▸ **EXERCISE MATERIALS**:
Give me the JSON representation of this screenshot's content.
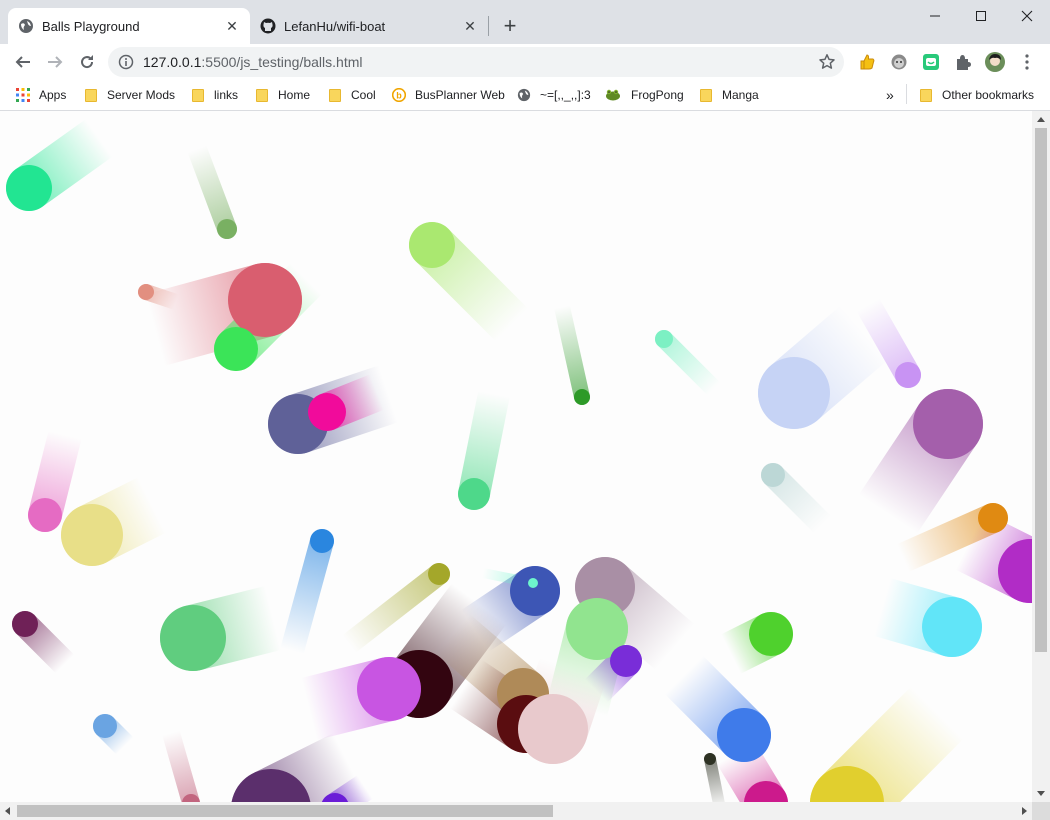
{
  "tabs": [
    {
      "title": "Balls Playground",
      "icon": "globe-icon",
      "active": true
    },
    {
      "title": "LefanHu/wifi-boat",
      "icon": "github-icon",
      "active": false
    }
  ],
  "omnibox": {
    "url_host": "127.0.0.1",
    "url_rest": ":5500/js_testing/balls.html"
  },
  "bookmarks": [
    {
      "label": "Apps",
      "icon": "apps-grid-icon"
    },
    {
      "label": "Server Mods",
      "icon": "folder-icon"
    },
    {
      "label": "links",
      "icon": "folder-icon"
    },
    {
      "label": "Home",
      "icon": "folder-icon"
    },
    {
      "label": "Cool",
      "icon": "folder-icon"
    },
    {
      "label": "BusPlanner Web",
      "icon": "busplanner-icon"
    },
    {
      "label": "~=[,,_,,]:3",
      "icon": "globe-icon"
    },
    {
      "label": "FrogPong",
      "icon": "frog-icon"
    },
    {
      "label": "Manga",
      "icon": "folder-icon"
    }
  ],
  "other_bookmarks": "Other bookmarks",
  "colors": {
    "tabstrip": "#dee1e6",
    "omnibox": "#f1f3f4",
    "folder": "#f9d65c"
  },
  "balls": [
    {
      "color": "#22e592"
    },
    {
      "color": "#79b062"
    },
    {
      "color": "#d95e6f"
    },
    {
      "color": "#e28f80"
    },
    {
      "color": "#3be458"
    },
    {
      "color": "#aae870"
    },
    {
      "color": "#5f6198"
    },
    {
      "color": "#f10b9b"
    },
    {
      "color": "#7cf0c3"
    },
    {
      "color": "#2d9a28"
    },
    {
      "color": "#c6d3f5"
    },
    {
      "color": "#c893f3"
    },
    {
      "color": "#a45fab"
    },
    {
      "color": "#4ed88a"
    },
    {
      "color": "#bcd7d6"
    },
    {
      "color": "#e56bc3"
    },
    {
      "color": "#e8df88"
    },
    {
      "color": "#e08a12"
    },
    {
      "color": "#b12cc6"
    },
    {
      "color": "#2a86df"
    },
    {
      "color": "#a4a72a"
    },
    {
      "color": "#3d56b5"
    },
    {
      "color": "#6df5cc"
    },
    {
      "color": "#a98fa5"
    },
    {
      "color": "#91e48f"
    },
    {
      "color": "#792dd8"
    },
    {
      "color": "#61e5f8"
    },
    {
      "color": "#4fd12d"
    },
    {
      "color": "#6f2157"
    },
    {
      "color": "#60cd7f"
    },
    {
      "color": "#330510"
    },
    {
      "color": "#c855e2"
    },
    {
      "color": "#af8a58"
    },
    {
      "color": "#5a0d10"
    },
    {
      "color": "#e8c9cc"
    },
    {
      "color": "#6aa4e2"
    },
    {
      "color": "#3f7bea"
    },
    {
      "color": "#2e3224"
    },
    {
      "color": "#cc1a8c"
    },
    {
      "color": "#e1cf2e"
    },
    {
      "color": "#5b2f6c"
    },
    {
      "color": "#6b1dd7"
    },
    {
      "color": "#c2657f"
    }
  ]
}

▸ **YOUR TASK**: Without including any pictures, output all the entries above exactly.

▸ **EXPECTED ANSWER**:
Give me the JSON representation of this screenshot's content.
{
  "tabs": [
    {
      "title": "Balls Playground",
      "icon": "globe-icon",
      "active": true
    },
    {
      "title": "LefanHu/wifi-boat",
      "icon": "github-icon",
      "active": false
    }
  ],
  "omnibox": {
    "url_host": "127.0.0.1",
    "url_rest": ":5500/js_testing/balls.html"
  },
  "bookmarks": [
    {
      "label": "Apps",
      "icon": "apps-grid-icon"
    },
    {
      "label": "Server Mods",
      "icon": "folder-icon"
    },
    {
      "label": "links",
      "icon": "folder-icon"
    },
    {
      "label": "Home",
      "icon": "folder-icon"
    },
    {
      "label": "Cool",
      "icon": "folder-icon"
    },
    {
      "label": "BusPlanner Web",
      "icon": "busplanner-icon"
    },
    {
      "label": "~=[,,_,,]:3",
      "icon": "globe-icon"
    },
    {
      "label": "FrogPong",
      "icon": "frog-icon"
    },
    {
      "label": "Manga",
      "icon": "folder-icon"
    }
  ],
  "other_bookmarks": "Other bookmarks",
  "colors": {
    "tabstrip": "#dee1e6",
    "omnibox": "#f1f3f4",
    "folder": "#f9d65c"
  },
  "balls": [
    {
      "color": "#22e592"
    },
    {
      "color": "#79b062"
    },
    {
      "color": "#d95e6f"
    },
    {
      "color": "#e28f80"
    },
    {
      "color": "#3be458"
    },
    {
      "color": "#aae870"
    },
    {
      "color": "#5f6198"
    },
    {
      "color": "#f10b9b"
    },
    {
      "color": "#7cf0c3"
    },
    {
      "color": "#2d9a28"
    },
    {
      "color": "#c6d3f5"
    },
    {
      "color": "#c893f3"
    },
    {
      "color": "#a45fab"
    },
    {
      "color": "#4ed88a"
    },
    {
      "color": "#bcd7d6"
    },
    {
      "color": "#e56bc3"
    },
    {
      "color": "#e8df88"
    },
    {
      "color": "#e08a12"
    },
    {
      "color": "#b12cc6"
    },
    {
      "color": "#2a86df"
    },
    {
      "color": "#a4a72a"
    },
    {
      "color": "#3d56b5"
    },
    {
      "color": "#6df5cc"
    },
    {
      "color": "#a98fa5"
    },
    {
      "color": "#91e48f"
    },
    {
      "color": "#792dd8"
    },
    {
      "color": "#61e5f8"
    },
    {
      "color": "#4fd12d"
    },
    {
      "color": "#6f2157"
    },
    {
      "color": "#60cd7f"
    },
    {
      "color": "#330510"
    },
    {
      "color": "#c855e2"
    },
    {
      "color": "#af8a58"
    },
    {
      "color": "#5a0d10"
    },
    {
      "color": "#e8c9cc"
    },
    {
      "color": "#6aa4e2"
    },
    {
      "color": "#3f7bea"
    },
    {
      "color": "#2e3224"
    },
    {
      "color": "#cc1a8c"
    },
    {
      "color": "#e1cf2e"
    },
    {
      "color": "#5b2f6c"
    },
    {
      "color": "#6b1dd7"
    },
    {
      "color": "#c2657f"
    }
  ]
}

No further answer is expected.